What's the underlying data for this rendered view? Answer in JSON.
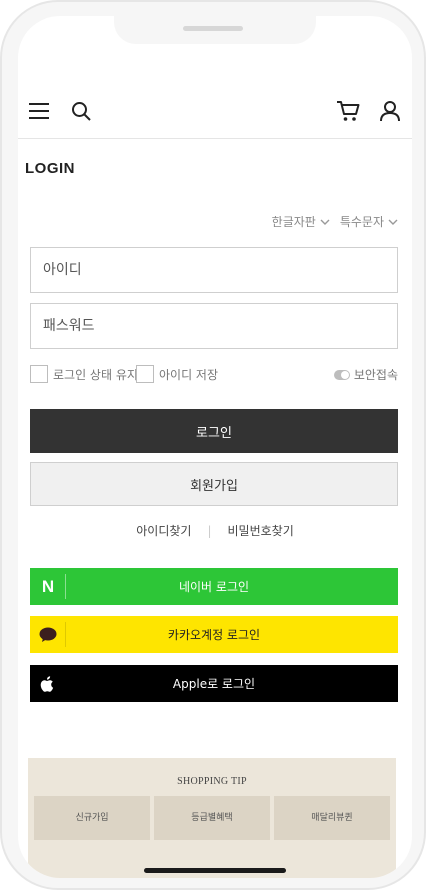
{
  "header": {
    "menu_icon": "hamburger-menu-icon",
    "search_icon": "search-icon",
    "cart_icon": "cart-icon",
    "user_icon": "user-icon"
  },
  "login": {
    "title": "LOGIN",
    "keyboard_options": [
      "한글자판",
      "특수문자"
    ],
    "id_placeholder": "아이디",
    "password_placeholder": "패스워드",
    "keep_login_label": "로그인 상태 유지",
    "save_id_label": "아이디 저장",
    "secure_login_label": "보안접속",
    "login_button": "로그인",
    "join_button": "회원가입",
    "find_id": "아이디찾기",
    "find_password": "비밀번호찾기"
  },
  "social": {
    "naver": "네이버 로그인",
    "naver_logo": "N",
    "kakao": "카카오계정 로그인",
    "apple": "Apple로 로그인"
  },
  "shopping_tip": {
    "title": "SHOPPING TIP",
    "items": [
      "신규가입",
      "등급별혜택",
      "매달리뷰퀸"
    ]
  },
  "colors": {
    "naver": "#2DC637",
    "kakao": "#FEE500",
    "apple": "#000000",
    "login_button": "#333333",
    "tip_background": "#ece6da"
  }
}
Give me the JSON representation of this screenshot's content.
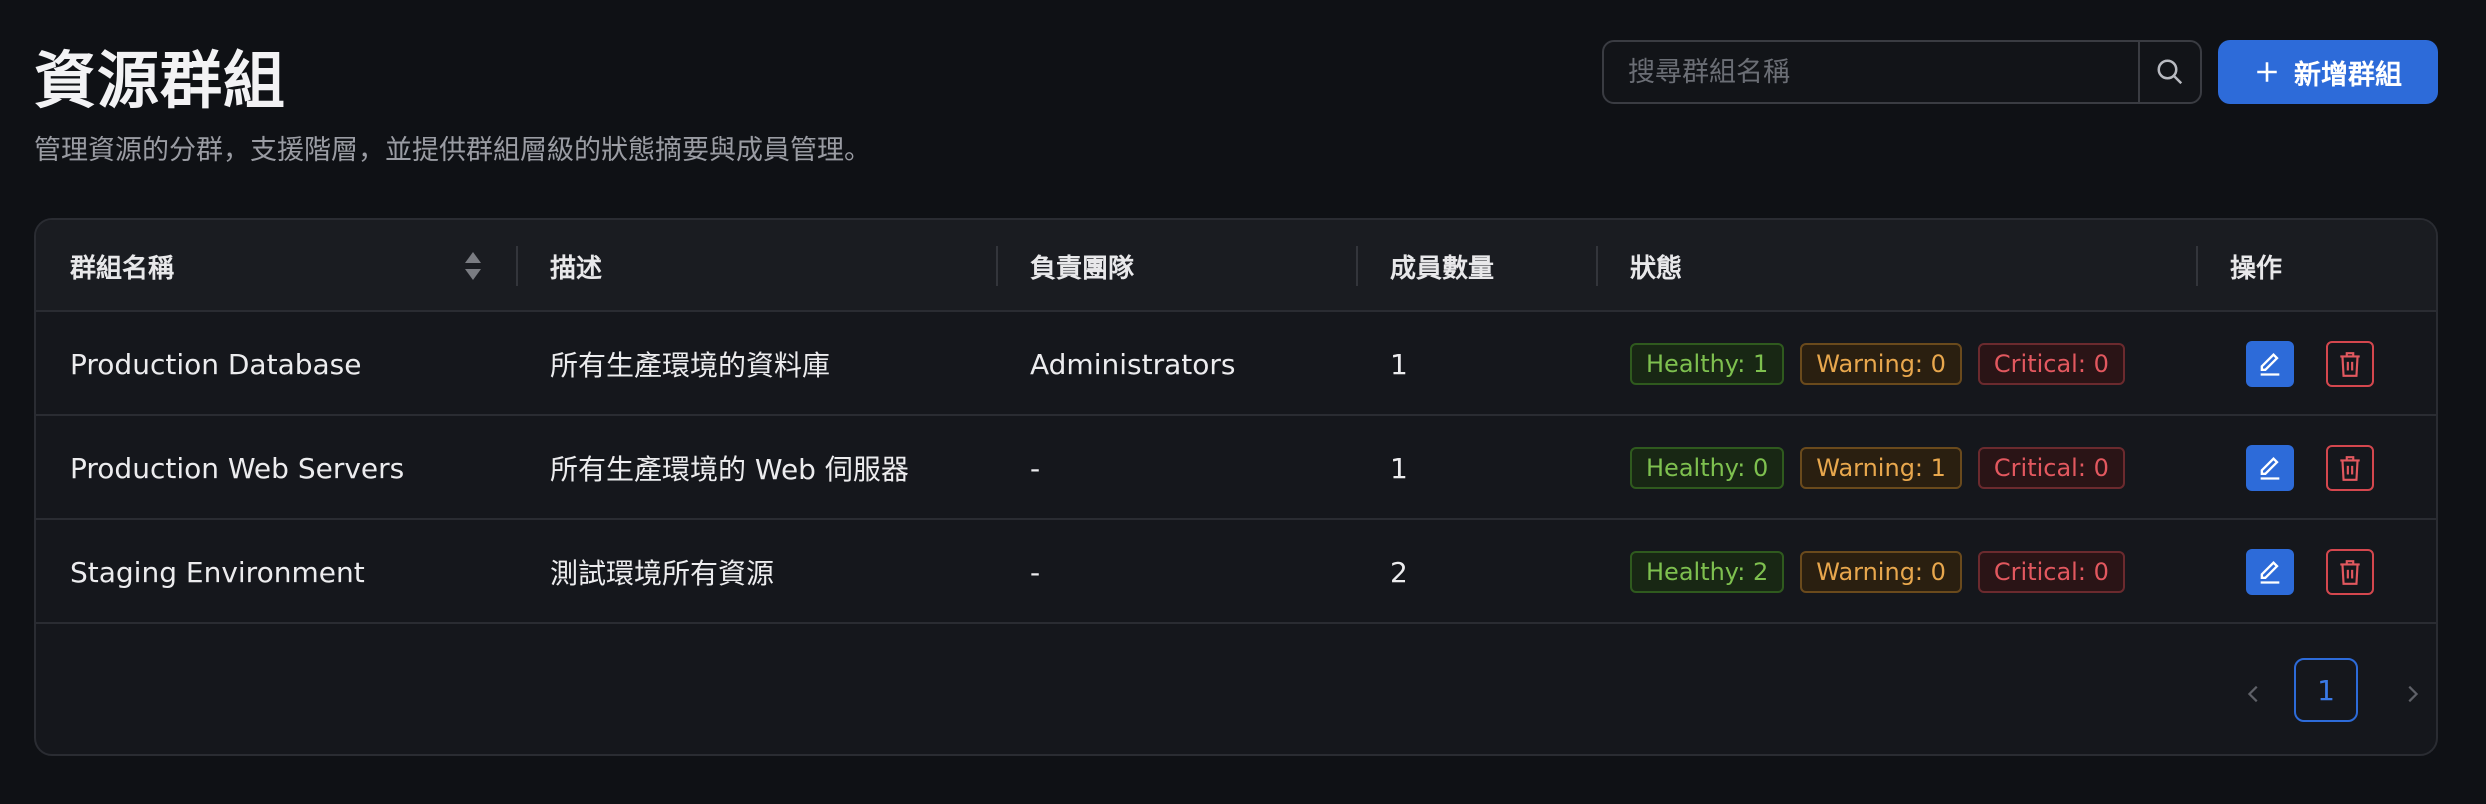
{
  "header": {
    "title": "資源群組",
    "subtitle": "管理資源的分群，支援階層，並提供群組層級的狀態摘要與成員管理。",
    "search_placeholder": "搜尋群組名稱",
    "add_button_label": "新增群組"
  },
  "table": {
    "columns": {
      "name": "群組名稱",
      "description": "描述",
      "team": "負責團隊",
      "members": "成員數量",
      "status": "狀態",
      "actions": "操作"
    },
    "rows": [
      {
        "name": "Production Database",
        "description": "所有生產環境的資料庫",
        "team": "Administrators",
        "members": "1",
        "healthy": "Healthy: 1",
        "warning": "Warning: 0",
        "critical": "Critical: 0"
      },
      {
        "name": "Production Web Servers",
        "description": "所有生產環境的 Web 伺服器",
        "team": "-",
        "members": "1",
        "healthy": "Healthy: 0",
        "warning": "Warning: 1",
        "critical": "Critical: 0"
      },
      {
        "name": "Staging Environment",
        "description": "測試環境所有資源",
        "team": "-",
        "members": "2",
        "healthy": "Healthy: 2",
        "warning": "Warning: 0",
        "critical": "Critical: 0"
      }
    ]
  },
  "pagination": {
    "current_page": "1"
  },
  "colors": {
    "background": "#0f1115",
    "accent": "#2d6bd9",
    "healthy": "#7ec04f",
    "warning": "#e8a74d",
    "critical": "#e2585f"
  },
  "icons": [
    "search-icon",
    "plus-icon",
    "sort-icon",
    "edit-icon",
    "trash-icon",
    "chevron-left-icon",
    "chevron-right-icon"
  ]
}
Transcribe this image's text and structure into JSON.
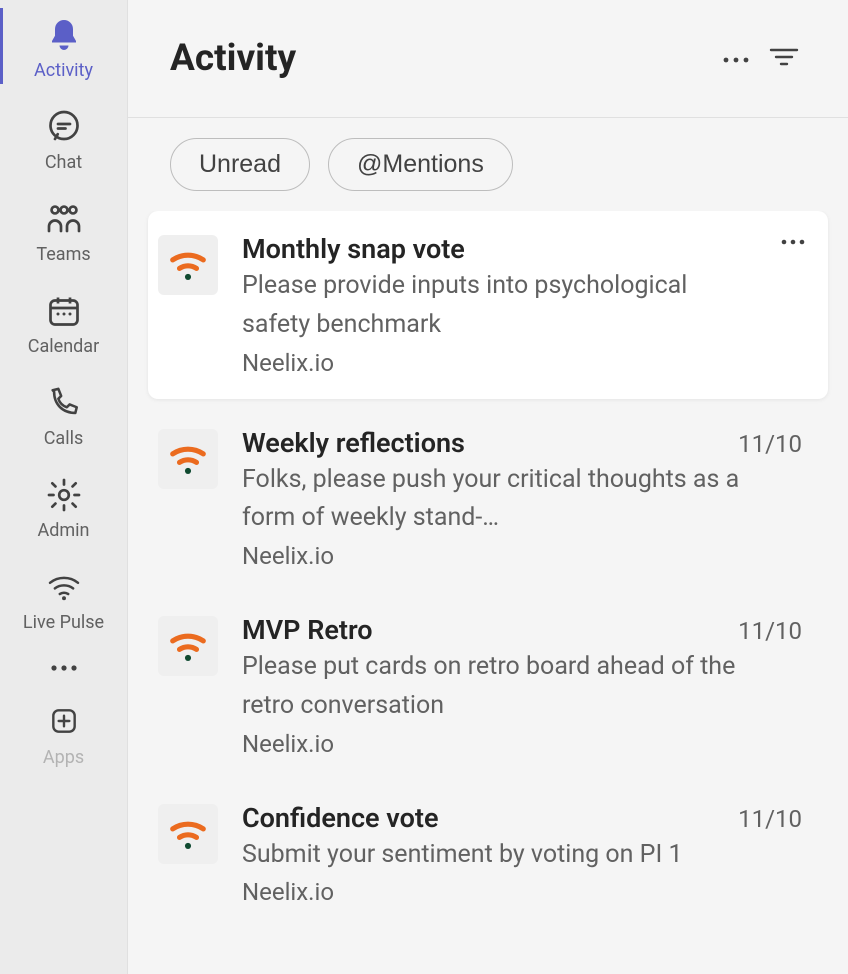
{
  "rail": {
    "items": [
      {
        "id": "activity",
        "label": "Activity",
        "active": true
      },
      {
        "id": "chat",
        "label": "Chat"
      },
      {
        "id": "teams",
        "label": "Teams"
      },
      {
        "id": "calendar",
        "label": "Calendar"
      },
      {
        "id": "calls",
        "label": "Calls"
      },
      {
        "id": "admin",
        "label": "Admin"
      },
      {
        "id": "livepulse",
        "label": "Live Pulse"
      }
    ],
    "apps_label": "Apps"
  },
  "header": {
    "title": "Activity"
  },
  "filters": {
    "unread": "Unread",
    "mentions": "@Mentions"
  },
  "feed": [
    {
      "title": "Monthly snap vote",
      "desc": "Please provide inputs into psychological safety benchmark",
      "source": "Neelix.io",
      "date": "",
      "selected": true
    },
    {
      "title": "Weekly reflections",
      "desc": "Folks, please push your critical thoughts as a form of weekly stand-…",
      "source": "Neelix.io",
      "date": "11/10"
    },
    {
      "title": "MVP Retro",
      "desc": "Please put cards on retro board ahead of the retro conversation",
      "source": "Neelix.io",
      "date": "11/10"
    },
    {
      "title": "Confidence vote",
      "desc": "Submit your sentiment by voting on PI 1",
      "source": "Neelix.io",
      "date": "11/10"
    }
  ]
}
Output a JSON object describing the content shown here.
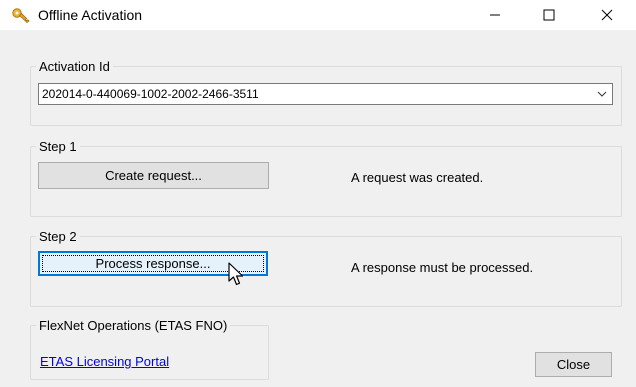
{
  "window": {
    "title": "Offline Activation",
    "controls": {
      "minimize": "minimize-icon",
      "maximize": "maximize-icon",
      "close": "close-icon"
    }
  },
  "activation": {
    "legend": "Activation Id",
    "value": "202014-0-440069-1002-2002-2466-3511"
  },
  "step1": {
    "legend": "Step 1",
    "button_label": "Create request...",
    "status": "A request was created."
  },
  "step2": {
    "legend": "Step 2",
    "button_label": "Process response...",
    "status": "A response must be processed."
  },
  "fno": {
    "legend": "FlexNet Operations (ETAS FNO)",
    "link_label": "ETAS Licensing Portal"
  },
  "footer": {
    "close_label": "Close"
  },
  "colors": {
    "accent": "#0078d7",
    "link": "#0000ee",
    "background": "#f0f0f0"
  },
  "icons": {
    "app": "key-icon",
    "combo": "chevron-down-icon",
    "pointer": "mouse-cursor-icon"
  }
}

++++

### GOAL OF THE EXERCISE:
Repeat the data in full and exactly. Omit pictures.

### OUTPUT BELOW:
What's the underlying data for this rendered view? Answer in JSON.
{
  "header": {
    "menu_icon": "hamburger-menu-icon",
    "search_icon": "search-icon",
    "cart_icon": "cart-icon",
    "user_icon": "user-icon"
  },
  "login": {
    "title": "LOGIN",
    "keyboard_options": [
      "한글자판",
      "특수문자"
    ],
    "id_placeholder": "아이디",
    "password_placeholder": "패스워드",
    "keep_login_label": "로그인 상태 유지",
    "save_id_label": "아이디 저장",
    "secure_login_label": "보안접속",
    "login_button": "로그인",
    "join_button": "회원가입",
    "find_id": "아이디찾기",
    "find_password": "비밀번호찾기"
  },
  "social": {
    "naver": "네이버 로그인",
    "naver_logo": "N",
    "kakao": "카카오계정 로그인",
    "apple": "Apple로 로그인"
  },
  "shopping_tip": {
    "title": "SHOPPING TIP",
    "items": [
      "신규가입",
      "등급별혜택",
      "매달리뷰퀸"
    ]
  },
  "colors": {
    "naver": "#2DC637",
    "kakao": "#FEE500",
    "apple": "#000000",
    "login_button": "#333333",
    "tip_background": "#ece6da"
  }
}
Give me the JSON representation of this screenshot's content.
{
  "header": {
    "title": "資源群組",
    "subtitle": "管理資源的分群，支援階層，並提供群組層級的狀態摘要與成員管理。",
    "search_placeholder": "搜尋群組名稱",
    "add_button_label": "新增群組"
  },
  "table": {
    "columns": {
      "name": "群組名稱",
      "description": "描述",
      "team": "負責團隊",
      "members": "成員數量",
      "status": "狀態",
      "actions": "操作"
    },
    "rows": [
      {
        "name": "Production Database",
        "description": "所有生產環境的資料庫",
        "team": "Administrators",
        "members": "1",
        "healthy": "Healthy: 1",
        "warning": "Warning: 0",
        "critical": "Critical: 0"
      },
      {
        "name": "Production Web Servers",
        "description": "所有生產環境的 Web 伺服器",
        "team": "-",
        "members": "1",
        "healthy": "Healthy: 0",
        "warning": "Warning: 1",
        "critical": "Critical: 0"
      },
      {
        "name": "Staging Environment",
        "description": "測試環境所有資源",
        "team": "-",
        "members": "2",
        "healthy": "Healthy: 2",
        "warning": "Warning: 0",
        "critical": "Critical: 0"
      }
    ]
  },
  "pagination": {
    "current_page": "1"
  },
  "colors": {
    "background": "#0f1115",
    "accent": "#2d6bd9",
    "healthy": "#7ec04f",
    "warning": "#e8a74d",
    "critical": "#e2585f"
  },
  "icons": [
    "search-icon",
    "plus-icon",
    "sort-icon",
    "edit-icon",
    "trash-icon",
    "chevron-left-icon",
    "chevron-right-icon"
  ]
}
Transcribe this image's text and structure into JSON.
{
  "rail": {
    "items": [
      {
        "id": "activity",
        "label": "Activity",
        "active": true
      },
      {
        "id": "chat",
        "label": "Chat"
      },
      {
        "id": "teams",
        "label": "Teams"
      },
      {
        "id": "calendar",
        "label": "Calendar"
      },
      {
        "id": "calls",
        "label": "Calls"
      },
      {
        "id": "admin",
        "label": "Admin"
      },
      {
        "id": "livepulse",
        "label": "Live Pulse"
      }
    ],
    "apps_label": "Apps"
  },
  "header": {
    "title": "Activity"
  },
  "filters": {
    "unread": "Unread",
    "mentions": "@Mentions"
  },
  "feed": [
    {
      "title": "Monthly snap vote",
      "desc": "Please provide inputs into psychological safety benchmark",
      "source": "Neelix.io",
      "date": "",
      "selected": true
    },
    {
      "title": "Weekly reflections",
      "desc": "Folks, please push your critical thoughts as a form of weekly stand-…",
      "source": "Neelix.io",
      "date": "11/10"
    },
    {
      "title": "MVP Retro",
      "desc": "Please put cards on retro board ahead of the retro conversation",
      "source": "Neelix.io",
      "date": "11/10"
    },
    {
      "title": "Confidence vote",
      "desc": "Submit your sentiment by voting on PI 1",
      "source": "Neelix.io",
      "date": "11/10"
    }
  ]
}
Output a JSON object describing the content shown here.
{
  "window": {
    "title": "Offline Activation",
    "controls": {
      "minimize": "minimize-icon",
      "maximize": "maximize-icon",
      "close": "close-icon"
    }
  },
  "activation": {
    "legend": "Activation Id",
    "value": "202014-0-440069-1002-2002-2466-3511"
  },
  "step1": {
    "legend": "Step 1",
    "button_label": "Create request...",
    "status": "A request was created."
  },
  "step2": {
    "legend": "Step 2",
    "button_label": "Process response...",
    "status": "A response must be processed."
  },
  "fno": {
    "legend": "FlexNet Operations (ETAS FNO)",
    "link_label": "ETAS Licensing Portal"
  },
  "footer": {
    "close_label": "Close"
  },
  "colors": {
    "accent": "#0078d7",
    "link": "#0000ee",
    "background": "#f0f0f0"
  },
  "icons": {
    "app": "key-icon",
    "combo": "chevron-down-icon",
    "pointer": "mouse-cursor-icon"
  }
}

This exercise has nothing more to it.